▶ [EXERCISE DETAILS] Output every entry exactly, from the first line to the last.

▶ [MATERIAL SUPPLIED]
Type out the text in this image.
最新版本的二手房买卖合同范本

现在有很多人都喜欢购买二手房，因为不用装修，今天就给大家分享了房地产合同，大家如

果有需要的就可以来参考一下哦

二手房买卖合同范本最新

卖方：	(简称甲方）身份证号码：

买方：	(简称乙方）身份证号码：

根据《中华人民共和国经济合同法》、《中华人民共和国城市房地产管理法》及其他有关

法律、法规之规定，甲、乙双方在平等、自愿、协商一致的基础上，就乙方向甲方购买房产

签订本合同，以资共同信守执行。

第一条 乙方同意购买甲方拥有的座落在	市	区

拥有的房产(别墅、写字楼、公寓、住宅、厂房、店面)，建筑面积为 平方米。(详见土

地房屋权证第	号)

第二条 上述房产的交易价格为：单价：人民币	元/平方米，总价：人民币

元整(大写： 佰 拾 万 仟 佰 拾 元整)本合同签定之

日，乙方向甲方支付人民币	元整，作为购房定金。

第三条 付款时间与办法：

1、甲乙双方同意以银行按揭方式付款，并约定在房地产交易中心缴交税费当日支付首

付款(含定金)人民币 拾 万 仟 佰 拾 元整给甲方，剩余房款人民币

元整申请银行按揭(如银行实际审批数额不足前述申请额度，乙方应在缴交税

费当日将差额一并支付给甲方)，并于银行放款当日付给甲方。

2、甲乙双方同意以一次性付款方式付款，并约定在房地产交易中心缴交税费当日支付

▶ [THE COMPLETED TASK]
Type out the text in this image.
最新版本的二手房买卖合同范本

现在有很多人都喜欢购买二手房，因为不用装修，今天就给大家分享了房地产合同，大家如

果有需要的就可以来参考一下哦

二手房买卖合同范本最新

卖方：	(简称甲方）身份证号码：

买方：	(简称乙方）身份证号码：

根据《中华人民共和国经济合同法》、《中华人民共和国城市房地产管理法》及其他有关

法律、法规之规定，甲、乙双方在平等、自愿、协商一致的基础上，就乙方向甲方购买房产

签订本合同，以资共同信守执行。

第一条 乙方同意购买甲方拥有的座落在	市	区

拥有的房产(别墅、写字楼、公寓、住宅、厂房、店面)，建筑面积为 平方米。(详见土

地房屋权证第	号)

第二条 上述房产的交易价格为：单价：人民币	元/平方米，总价：人民币

元整(大写： 佰 拾 万 仟 佰 拾 元整)本合同签定之

日，乙方向甲方支付人民币	元整，作为购房定金。

第三条 付款时间与办法：

1、甲乙双方同意以银行按揭方式付款，并约定在房地产交易中心缴交税费当日支付首

付款(含定金)人民币 拾 万 仟 佰 拾 元整给甲方，剩余房款人民币

元整申请银行按揭(如银行实际审批数额不足前述申请额度，乙方应在缴交税

费当日将差额一并支付给甲方)，并于银行放款当日付给甲方。

2、甲乙双方同意以一次性付款方式付款，并约定在房地产交易中心缴交税费当日支付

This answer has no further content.